----- DATA

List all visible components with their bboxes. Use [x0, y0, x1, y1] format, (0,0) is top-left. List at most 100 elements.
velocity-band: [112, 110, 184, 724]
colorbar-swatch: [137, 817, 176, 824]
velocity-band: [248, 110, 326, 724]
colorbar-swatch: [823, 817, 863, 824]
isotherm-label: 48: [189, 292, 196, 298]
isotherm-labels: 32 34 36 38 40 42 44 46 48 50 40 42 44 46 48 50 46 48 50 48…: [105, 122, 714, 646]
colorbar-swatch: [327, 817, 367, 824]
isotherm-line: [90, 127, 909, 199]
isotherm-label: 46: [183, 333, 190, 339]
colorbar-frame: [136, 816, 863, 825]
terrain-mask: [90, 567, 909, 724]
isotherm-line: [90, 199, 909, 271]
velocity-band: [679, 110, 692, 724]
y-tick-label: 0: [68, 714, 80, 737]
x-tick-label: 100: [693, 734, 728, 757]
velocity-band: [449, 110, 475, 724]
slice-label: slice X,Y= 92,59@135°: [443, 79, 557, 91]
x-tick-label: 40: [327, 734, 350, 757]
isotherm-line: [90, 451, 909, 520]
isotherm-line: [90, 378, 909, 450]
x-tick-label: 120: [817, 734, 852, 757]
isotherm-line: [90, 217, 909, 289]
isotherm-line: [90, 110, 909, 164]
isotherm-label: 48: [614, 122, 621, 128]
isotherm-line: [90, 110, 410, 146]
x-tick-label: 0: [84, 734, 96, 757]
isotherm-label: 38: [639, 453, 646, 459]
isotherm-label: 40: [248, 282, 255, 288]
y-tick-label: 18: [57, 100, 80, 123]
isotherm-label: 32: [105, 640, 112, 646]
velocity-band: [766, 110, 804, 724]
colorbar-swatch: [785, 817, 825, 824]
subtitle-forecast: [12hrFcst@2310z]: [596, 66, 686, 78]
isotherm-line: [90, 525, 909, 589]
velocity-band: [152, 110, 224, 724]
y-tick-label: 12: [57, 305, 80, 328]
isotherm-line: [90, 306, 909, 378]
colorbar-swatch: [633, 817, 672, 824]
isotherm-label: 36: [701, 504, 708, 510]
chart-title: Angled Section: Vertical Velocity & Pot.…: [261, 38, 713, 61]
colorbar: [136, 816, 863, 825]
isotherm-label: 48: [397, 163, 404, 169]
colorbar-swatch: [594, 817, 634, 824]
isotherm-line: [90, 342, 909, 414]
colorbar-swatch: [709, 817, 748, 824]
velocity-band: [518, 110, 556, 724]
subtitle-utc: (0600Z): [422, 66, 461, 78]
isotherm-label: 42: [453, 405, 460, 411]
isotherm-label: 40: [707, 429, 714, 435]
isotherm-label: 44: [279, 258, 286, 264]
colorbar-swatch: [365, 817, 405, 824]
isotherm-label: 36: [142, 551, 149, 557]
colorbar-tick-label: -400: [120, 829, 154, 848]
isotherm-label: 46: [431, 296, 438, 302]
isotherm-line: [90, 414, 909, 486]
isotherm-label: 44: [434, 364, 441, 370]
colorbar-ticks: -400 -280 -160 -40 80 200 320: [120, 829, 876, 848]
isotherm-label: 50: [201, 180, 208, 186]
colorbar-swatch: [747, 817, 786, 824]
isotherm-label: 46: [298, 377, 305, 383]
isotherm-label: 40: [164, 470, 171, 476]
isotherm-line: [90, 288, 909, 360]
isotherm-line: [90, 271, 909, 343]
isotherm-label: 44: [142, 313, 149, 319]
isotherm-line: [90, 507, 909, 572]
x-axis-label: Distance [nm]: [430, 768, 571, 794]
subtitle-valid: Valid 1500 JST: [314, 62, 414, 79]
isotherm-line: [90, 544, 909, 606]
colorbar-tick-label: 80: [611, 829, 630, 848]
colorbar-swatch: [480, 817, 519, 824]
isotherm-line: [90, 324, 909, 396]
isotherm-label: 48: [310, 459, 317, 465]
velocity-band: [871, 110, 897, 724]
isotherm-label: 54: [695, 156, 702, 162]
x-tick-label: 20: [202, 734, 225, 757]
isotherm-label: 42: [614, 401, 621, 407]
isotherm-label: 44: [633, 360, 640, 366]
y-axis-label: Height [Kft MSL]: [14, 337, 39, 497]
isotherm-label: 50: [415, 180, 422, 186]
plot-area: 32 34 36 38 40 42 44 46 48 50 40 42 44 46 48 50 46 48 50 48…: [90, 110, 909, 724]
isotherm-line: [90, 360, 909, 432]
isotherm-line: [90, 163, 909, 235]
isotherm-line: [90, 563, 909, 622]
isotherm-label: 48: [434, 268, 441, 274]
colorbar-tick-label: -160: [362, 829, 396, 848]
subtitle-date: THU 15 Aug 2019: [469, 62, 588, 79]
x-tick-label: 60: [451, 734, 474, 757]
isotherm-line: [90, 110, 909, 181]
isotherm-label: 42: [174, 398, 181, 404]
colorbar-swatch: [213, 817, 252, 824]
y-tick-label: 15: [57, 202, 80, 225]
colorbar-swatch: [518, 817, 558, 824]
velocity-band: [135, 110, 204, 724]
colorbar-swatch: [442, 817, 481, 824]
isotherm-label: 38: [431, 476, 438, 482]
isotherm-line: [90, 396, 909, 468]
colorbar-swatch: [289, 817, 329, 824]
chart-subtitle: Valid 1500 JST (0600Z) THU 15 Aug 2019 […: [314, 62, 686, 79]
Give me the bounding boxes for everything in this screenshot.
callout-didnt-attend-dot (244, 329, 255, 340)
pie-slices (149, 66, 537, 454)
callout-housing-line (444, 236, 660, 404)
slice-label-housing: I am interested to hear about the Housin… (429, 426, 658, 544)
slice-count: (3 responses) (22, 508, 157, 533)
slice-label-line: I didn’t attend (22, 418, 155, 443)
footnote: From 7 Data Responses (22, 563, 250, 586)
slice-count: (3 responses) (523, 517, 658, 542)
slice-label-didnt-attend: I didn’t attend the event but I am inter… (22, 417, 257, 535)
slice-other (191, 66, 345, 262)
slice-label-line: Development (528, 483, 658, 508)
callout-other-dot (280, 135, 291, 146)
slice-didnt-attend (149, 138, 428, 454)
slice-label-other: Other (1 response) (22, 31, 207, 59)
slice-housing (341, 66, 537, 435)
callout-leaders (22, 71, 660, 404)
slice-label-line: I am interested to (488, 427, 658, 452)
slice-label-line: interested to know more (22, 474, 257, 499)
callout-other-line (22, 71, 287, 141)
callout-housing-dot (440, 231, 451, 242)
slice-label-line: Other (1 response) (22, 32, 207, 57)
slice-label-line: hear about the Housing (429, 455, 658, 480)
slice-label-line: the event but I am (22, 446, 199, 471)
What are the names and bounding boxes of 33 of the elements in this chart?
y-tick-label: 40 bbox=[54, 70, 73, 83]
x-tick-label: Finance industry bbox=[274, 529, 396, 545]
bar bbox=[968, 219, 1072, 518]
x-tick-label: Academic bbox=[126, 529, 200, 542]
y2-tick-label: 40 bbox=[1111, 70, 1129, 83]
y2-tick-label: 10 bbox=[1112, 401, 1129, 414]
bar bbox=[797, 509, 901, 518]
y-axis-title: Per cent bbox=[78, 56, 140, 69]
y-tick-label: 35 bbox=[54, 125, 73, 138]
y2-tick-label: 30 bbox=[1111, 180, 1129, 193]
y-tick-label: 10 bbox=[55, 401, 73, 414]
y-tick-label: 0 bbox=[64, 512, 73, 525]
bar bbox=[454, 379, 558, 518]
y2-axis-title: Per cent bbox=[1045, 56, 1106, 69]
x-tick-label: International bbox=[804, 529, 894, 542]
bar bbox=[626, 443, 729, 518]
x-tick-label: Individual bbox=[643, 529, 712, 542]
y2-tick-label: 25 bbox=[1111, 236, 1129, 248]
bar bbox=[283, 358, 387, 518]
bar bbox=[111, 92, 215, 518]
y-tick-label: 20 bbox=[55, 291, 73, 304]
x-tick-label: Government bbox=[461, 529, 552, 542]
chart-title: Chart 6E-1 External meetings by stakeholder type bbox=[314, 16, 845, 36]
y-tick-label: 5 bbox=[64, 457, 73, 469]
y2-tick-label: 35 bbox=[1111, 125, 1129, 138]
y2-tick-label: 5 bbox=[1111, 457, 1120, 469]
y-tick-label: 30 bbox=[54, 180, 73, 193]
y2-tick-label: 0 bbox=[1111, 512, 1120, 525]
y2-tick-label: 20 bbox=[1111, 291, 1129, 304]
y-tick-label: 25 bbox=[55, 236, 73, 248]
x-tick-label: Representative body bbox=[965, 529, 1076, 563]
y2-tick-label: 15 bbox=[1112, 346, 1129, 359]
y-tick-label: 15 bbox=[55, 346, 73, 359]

----------

PROBLEM TO WORK ON:
Please reproduce the records above line for line, starting with their first line and ending after the line that contains "isotherm-line: [90, 110, 410, 146]".

FINISHED TASK:
List all visible components with their bboxes. Use [x0, y0, x1, y1] format, (0,0) is top-left. List at most 100 elements.
velocity-band: [112, 110, 184, 724]
colorbar-swatch: [137, 817, 176, 824]
velocity-band: [248, 110, 326, 724]
colorbar-swatch: [823, 817, 863, 824]
isotherm-label: 48: [189, 292, 196, 298]
isotherm-labels: 32 34 36 38 40 42 44 46 48 50 40 42 44 46 48 50 46 48 50 48…: [105, 122, 714, 646]
colorbar-swatch: [327, 817, 367, 824]
isotherm-line: [90, 127, 909, 199]
isotherm-label: 46: [183, 333, 190, 339]
colorbar-frame: [136, 816, 863, 825]
terrain-mask: [90, 567, 909, 724]
isotherm-line: [90, 199, 909, 271]
velocity-band: [679, 110, 692, 724]
y-tick-label: 0: [68, 714, 80, 737]
x-tick-label: 100: [693, 734, 728, 757]
velocity-band: [449, 110, 475, 724]
slice-label: slice X,Y= 92,59@135°: [443, 79, 557, 91]
x-tick-label: 40: [327, 734, 350, 757]
isotherm-line: [90, 451, 909, 520]
isotherm-line: [90, 378, 909, 450]
x-tick-label: 120: [817, 734, 852, 757]
isotherm-line: [90, 217, 909, 289]
isotherm-line: [90, 110, 909, 164]
isotherm-label: 48: [614, 122, 621, 128]
isotherm-line: [90, 110, 410, 146]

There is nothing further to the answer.